** BEGIN Data lines **

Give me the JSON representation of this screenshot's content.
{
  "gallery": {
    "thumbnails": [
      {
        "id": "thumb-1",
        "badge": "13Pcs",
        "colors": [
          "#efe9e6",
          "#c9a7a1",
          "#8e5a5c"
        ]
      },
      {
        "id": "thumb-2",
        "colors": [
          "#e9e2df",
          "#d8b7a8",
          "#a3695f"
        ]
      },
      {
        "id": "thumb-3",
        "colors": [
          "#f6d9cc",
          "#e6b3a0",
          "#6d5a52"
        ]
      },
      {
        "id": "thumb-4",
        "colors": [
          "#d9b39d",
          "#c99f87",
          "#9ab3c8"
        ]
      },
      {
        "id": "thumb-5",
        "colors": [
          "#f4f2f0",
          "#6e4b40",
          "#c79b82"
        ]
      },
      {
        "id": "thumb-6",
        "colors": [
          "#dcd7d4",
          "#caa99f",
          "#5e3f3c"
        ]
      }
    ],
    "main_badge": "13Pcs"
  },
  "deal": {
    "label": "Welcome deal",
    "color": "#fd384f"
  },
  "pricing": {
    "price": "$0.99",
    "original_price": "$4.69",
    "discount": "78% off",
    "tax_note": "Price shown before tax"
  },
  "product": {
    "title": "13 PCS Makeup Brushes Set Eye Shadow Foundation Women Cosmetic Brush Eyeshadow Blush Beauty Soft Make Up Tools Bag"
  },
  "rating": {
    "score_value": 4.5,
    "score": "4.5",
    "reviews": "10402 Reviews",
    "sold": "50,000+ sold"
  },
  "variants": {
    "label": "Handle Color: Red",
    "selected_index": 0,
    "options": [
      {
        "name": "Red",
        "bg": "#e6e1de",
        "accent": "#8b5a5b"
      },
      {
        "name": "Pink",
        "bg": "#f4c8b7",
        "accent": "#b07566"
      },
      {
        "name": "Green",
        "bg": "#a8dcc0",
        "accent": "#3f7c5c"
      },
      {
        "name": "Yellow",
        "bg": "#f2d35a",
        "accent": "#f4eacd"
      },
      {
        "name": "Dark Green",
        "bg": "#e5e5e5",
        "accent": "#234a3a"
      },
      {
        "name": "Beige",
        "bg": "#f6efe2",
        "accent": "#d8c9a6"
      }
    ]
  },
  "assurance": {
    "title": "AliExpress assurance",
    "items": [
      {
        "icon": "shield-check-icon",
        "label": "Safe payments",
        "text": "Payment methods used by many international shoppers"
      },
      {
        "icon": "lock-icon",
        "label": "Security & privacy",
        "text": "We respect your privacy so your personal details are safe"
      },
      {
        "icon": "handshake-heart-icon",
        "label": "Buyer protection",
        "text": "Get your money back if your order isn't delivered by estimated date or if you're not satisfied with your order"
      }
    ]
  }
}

** END Data lines **

Exercise directions - Report how many lines include the word "accent". Give nothing but the number.

The completed task - 6